(Set task): Write out the data again exactly, skipping every picture.

(Dataset content):
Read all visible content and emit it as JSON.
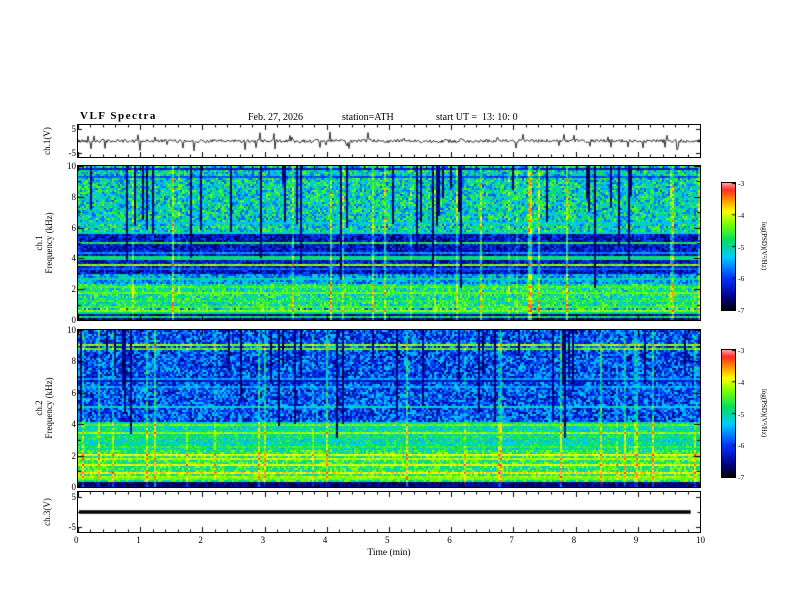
{
  "title": "VLF Spectra",
  "header": {
    "date": "Feb. 27, 2026",
    "station": "station=ATH",
    "start_ut": "start UT =  13: 10: 0"
  },
  "xaxis": {
    "label": "Time (min)",
    "range": [
      0,
      10
    ],
    "ticks": [
      0,
      1,
      2,
      3,
      4,
      5,
      6,
      7,
      8,
      9,
      10
    ]
  },
  "colorbar": {
    "label": "log(PSD)(V²/Hz)",
    "range": [
      -7,
      -3
    ],
    "ticks": [
      -3,
      -4,
      -5,
      -6,
      -7
    ],
    "stops": [
      [
        0.0,
        "#000000"
      ],
      [
        0.1,
        "#000080"
      ],
      [
        0.25,
        "#0030ff"
      ],
      [
        0.42,
        "#00ccff"
      ],
      [
        0.55,
        "#00dd66"
      ],
      [
        0.68,
        "#7aff00"
      ],
      [
        0.78,
        "#ffff00"
      ],
      [
        0.88,
        "#ff8800"
      ],
      [
        0.95,
        "#ff2a2a"
      ],
      [
        1.0,
        "#ff9999"
      ]
    ]
  },
  "chart_data": [
    {
      "type": "line",
      "name": "ch1-waveform",
      "ylabel": "ch.1(V)",
      "ylim": [
        -5,
        5
      ],
      "yticks": [
        5,
        -5
      ],
      "yscale_v": 6.5,
      "seed": 42,
      "noise_amp_v": 0.7,
      "spike_probability": 0.06,
      "spike_amp_v": 3.6,
      "description": "continuous noisy voltage trace near 0 V with frequent impulsive spikes"
    },
    {
      "type": "heatmap",
      "name": "ch1-spectrogram",
      "ylabel_line1": "ch.1",
      "ylabel_line2": "Frequency (kHz)",
      "ylim": [
        0,
        10
      ],
      "yticks": [
        0,
        2,
        4,
        6,
        8,
        10
      ],
      "value_range": [
        -7,
        -3
      ],
      "seed": 12345,
      "base_level": -5.0,
      "bands": [
        {
          "f0": 0.0,
          "f1": 0.35,
          "level": -6.5,
          "noise": 0.4
        },
        {
          "f0": 0.35,
          "f1": 0.9,
          "level": -5.0,
          "noise": 1.1
        },
        {
          "f0": 0.9,
          "f1": 2.3,
          "level": -4.9,
          "noise": 0.7
        },
        {
          "f0": 2.3,
          "f1": 3.0,
          "level": -5.5,
          "noise": 0.6
        },
        {
          "f0": 3.0,
          "f1": 5.6,
          "level": -6.3,
          "noise": 0.5
        },
        {
          "f0": 5.6,
          "f1": 10.0,
          "level": -5.1,
          "noise": 0.8
        }
      ],
      "hlines": [
        {
          "f": 0.5,
          "level": -4.3
        },
        {
          "f": 0.75,
          "level": -4.5
        },
        {
          "f": 1.2,
          "level": -4.6
        },
        {
          "f": 1.7,
          "level": -4.4
        },
        {
          "f": 2.1,
          "level": -4.5
        },
        {
          "f": 2.6,
          "level": -5.0
        },
        {
          "f": 3.3,
          "level": -5.8
        },
        {
          "f": 3.9,
          "level": -4.9
        },
        {
          "f": 4.4,
          "level": -5.6
        },
        {
          "f": 5.0,
          "level": -4.7
        },
        {
          "f": 6.3,
          "level": -5.3
        }
      ],
      "random_hline_probability": 0.1,
      "vstripes": {
        "probability": 0.09,
        "min_depth_khz": 1.2,
        "level": -6.9
      },
      "vbright": {
        "probability": 0.06,
        "boost": 0.7
      },
      "description": "dense speckled spectrogram, green/cyan background, dark blue band 3.0-5.6 kHz, many black vertical dropout stripes and bright horizontal lines"
    },
    {
      "type": "heatmap",
      "name": "ch2-spectrogram",
      "ylabel_line1": "ch.2",
      "ylabel_line2": "Frequency (kHz)",
      "ylim": [
        0,
        10
      ],
      "yticks": [
        0,
        2,
        4,
        6,
        8,
        10
      ],
      "value_range": [
        -7,
        -3
      ],
      "seed": 777,
      "base_level": -5.5,
      "bands": [
        {
          "f0": 0.0,
          "f1": 0.3,
          "level": -6.6,
          "noise": 0.3
        },
        {
          "f0": 0.3,
          "f1": 2.4,
          "level": -4.7,
          "noise": 0.6
        },
        {
          "f0": 2.4,
          "f1": 4.2,
          "level": -5.0,
          "noise": 0.5
        },
        {
          "f0": 4.2,
          "f1": 10.0,
          "level": -5.9,
          "noise": 0.7
        }
      ],
      "hlines": [
        {
          "f": 0.6,
          "level": -4.2
        },
        {
          "f": 0.95,
          "level": -3.8
        },
        {
          "f": 1.35,
          "level": -3.9
        },
        {
          "f": 1.8,
          "level": -4.1
        },
        {
          "f": 2.1,
          "level": -3.9
        },
        {
          "f": 2.6,
          "level": -4.6
        },
        {
          "f": 3.2,
          "level": -4.7
        },
        {
          "f": 4.0,
          "level": -4.4
        },
        {
          "f": 5.1,
          "level": -5.2
        },
        {
          "f": 6.4,
          "level": -5.5
        }
      ],
      "random_hline_probability": 0.08,
      "vstripes": {
        "probability": 0.09,
        "min_depth_khz": 3.0,
        "level": -6.9
      },
      "vbright": {
        "probability": 0.05,
        "boost": 0.6
      },
      "description": "spectrogram: green/yellow below ~4 kHz with bright yellow horizontal lines near 1-2 kHz, blue above 4 kHz, black vertical dropout stripes"
    },
    {
      "type": "line",
      "name": "ch3-flatline",
      "ylabel": "ch.3(V)",
      "ylim": [
        -5,
        5
      ],
      "yticks": [
        5,
        -5
      ],
      "yscale_v": 6.5,
      "constant_value_v": 0,
      "description": "flat thick black line at 0 V (no signal on channel 3)"
    }
  ]
}
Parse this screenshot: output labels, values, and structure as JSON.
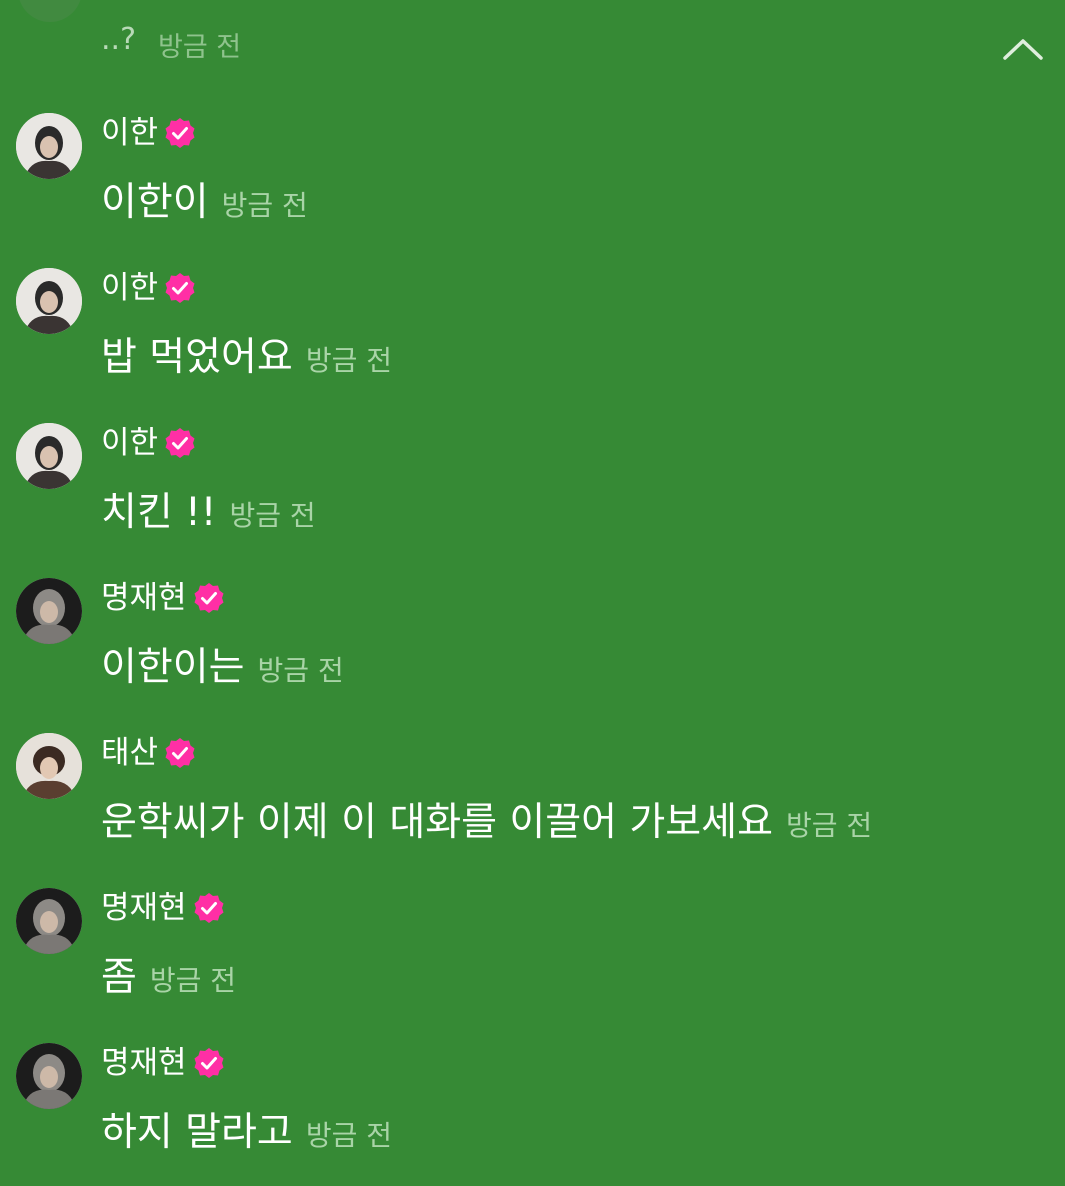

(Full output):
Read all visible content and emit it as JSON.
{
  "title": "VLF Spectra",
  "header": {
    "date": "Feb. 27, 2026",
    "station": "station=ATH",
    "start_ut": "start UT =  13: 10: 0"
  },
  "xaxis": {
    "label": "Time (min)",
    "range": [
      0,
      10
    ],
    "ticks": [
      0,
      1,
      2,
      3,
      4,
      5,
      6,
      7,
      8,
      9,
      10
    ]
  },
  "colorbar": {
    "label": "log(PSD)(V²/Hz)",
    "range": [
      -7,
      -3
    ],
    "ticks": [
      -3,
      -4,
      -5,
      -6,
      -7
    ],
    "stops": [
      [
        0.0,
        "#000000"
      ],
      [
        0.1,
        "#000080"
      ],
      [
        0.25,
        "#0030ff"
      ],
      [
        0.42,
        "#00ccff"
      ],
      [
        0.55,
        "#00dd66"
      ],
      [
        0.68,
        "#7aff00"
      ],
      [
        0.78,
        "#ffff00"
      ],
      [
        0.88,
        "#ff8800"
      ],
      [
        0.95,
        "#ff2a2a"
      ],
      [
        1.0,
        "#ff9999"
      ]
    ]
  },
  "chart_data": [
    {
      "type": "line",
      "name": "ch1-waveform",
      "ylabel": "ch.1(V)",
      "ylim": [
        -5,
        5
      ],
      "yticks": [
        5,
        -5
      ],
      "yscale_v": 6.5,
      "seed": 42,
      "noise_amp_v": 0.7,
      "spike_probability": 0.06,
      "spike_amp_v": 3.6,
      "description": "continuous noisy voltage trace near 0 V with frequent impulsive spikes"
    },
    {
      "type": "heatmap",
      "name": "ch1-spectrogram",
      "ylabel_line1": "ch.1",
      "ylabel_line2": "Frequency (kHz)",
      "ylim": [
        0,
        10
      ],
      "yticks": [
        0,
        2,
        4,
        6,
        8,
        10
      ],
      "value_range": [
        -7,
        -3
      ],
      "seed": 12345,
      "base_level": -5.0,
      "bands": [
        {
          "f0": 0.0,
          "f1": 0.35,
          "level": -6.5,
          "noise": 0.4
        },
        {
          "f0": 0.35,
          "f1": 0.9,
          "level": -5.0,
          "noise": 1.1
        },
        {
          "f0": 0.9,
          "f1": 2.3,
          "level": -4.9,
          "noise": 0.7
        },
        {
          "f0": 2.3,
          "f1": 3.0,
          "level": -5.5,
          "noise": 0.6
        },
        {
          "f0": 3.0,
          "f1": 5.6,
          "level": -6.3,
          "noise": 0.5
        },
        {
          "f0": 5.6,
          "f1": 10.0,
          "level": -5.1,
          "noise": 0.8
        }
      ],
      "hlines": [
        {
          "f": 0.5,
          "level": -4.3
        },
        {
          "f": 0.75,
          "level": -4.5
        },
        {
          "f": 1.2,
          "level": -4.6
        },
        {
          "f": 1.7,
          "level": -4.4
        },
        {
          "f": 2.1,
          "level": -4.5
        },
        {
          "f": 2.6,
          "level": -5.0
        },
        {
          "f": 3.3,
          "level": -5.8
        },
        {
          "f": 3.9,
          "level": -4.9
        },
        {
          "f": 4.4,
          "level": -5.6
        },
        {
          "f": 5.0,
          "level": -4.7
        },
        {
          "f": 6.3,
          "level": -5.3
        }
      ],
      "random_hline_probability": 0.1,
      "vstripes": {
        "probability": 0.09,
        "min_depth_khz": 1.2,
        "level": -6.9
      },
      "vbright": {
        "probability": 0.06,
        "boost": 0.7
      },
      "description": "dense speckled spectrogram, green/cyan background, dark blue band 3.0-5.6 kHz, many black vertical dropout stripes and bright horizontal lines"
    },
    {
      "type": "heatmap",
      "name": "ch2-spectrogram",
      "ylabel_line1": "ch.2",
      "ylabel_line2": "Frequency (kHz)",
      "ylim": [
        0,
        10
      ],
      "yticks": [
        0,
        2,
        4,
        6,
        8,
        10
      ],
      "value_range": [
        -7,
        -3
      ],
      "seed": 777,
      "base_level": -5.5,
      "bands": [
        {
          "f0": 0.0,
          "f1": 0.3,
          "level": -6.6,
          "noise": 0.3
        },
        {
          "f0": 0.3,
          "f1": 2.4,
          "level": -4.7,
          "noise": 0.6
        },
        {
          "f0": 2.4,
          "f1": 4.2,
          "level": -5.0,
          "noise": 0.5
        },
        {
          "f0": 4.2,
          "f1": 10.0,
          "level": -5.9,
          "noise": 0.7
        }
      ],
      "hlines": [
        {
          "f": 0.6,
          "level": -4.2
        },
        {
          "f": 0.95,
          "level": -3.8
        },
        {
          "f": 1.35,
          "level": -3.9
        },
        {
          "f": 1.8,
          "level": -4.1
        },
        {
          "f": 2.1,
          "level": -3.9
        },
        {
          "f": 2.6,
          "level": -4.6
        },
        {
          "f": 3.2,
          "level": -4.7
        },
        {
          "f": 4.0,
          "level": -4.4
        },
        {
          "f": 5.1,
          "level": -5.2
        },
        {
          "f": 6.4,
          "level": -5.5
        }
      ],
      "random_hline_probability": 0.08,
      "vstripes": {
        "probability": 0.09,
        "min_depth_khz": 3.0,
        "level": -6.9
      },
      "vbright": {
        "probability": 0.05,
        "boost": 0.6
      },
      "description": "spectrogram: green/yellow below ~4 kHz with bright yellow horizontal lines near 1-2 kHz, blue above 4 kHz, black vertical dropout stripes"
    },
    {
      "type": "line",
      "name": "ch3-flatline",
      "ylabel": "ch.3(V)",
      "ylim": [
        -5,
        5
      ],
      "yticks": [
        5,
        -5
      ],
      "yscale_v": 6.5,
      "constant_value_v": 0,
      "description": "flat thick black line at 0 V (no signal on channel 3)"
    }
  ]
}
Parse this screenshot: output labels, values, and structure as JSON.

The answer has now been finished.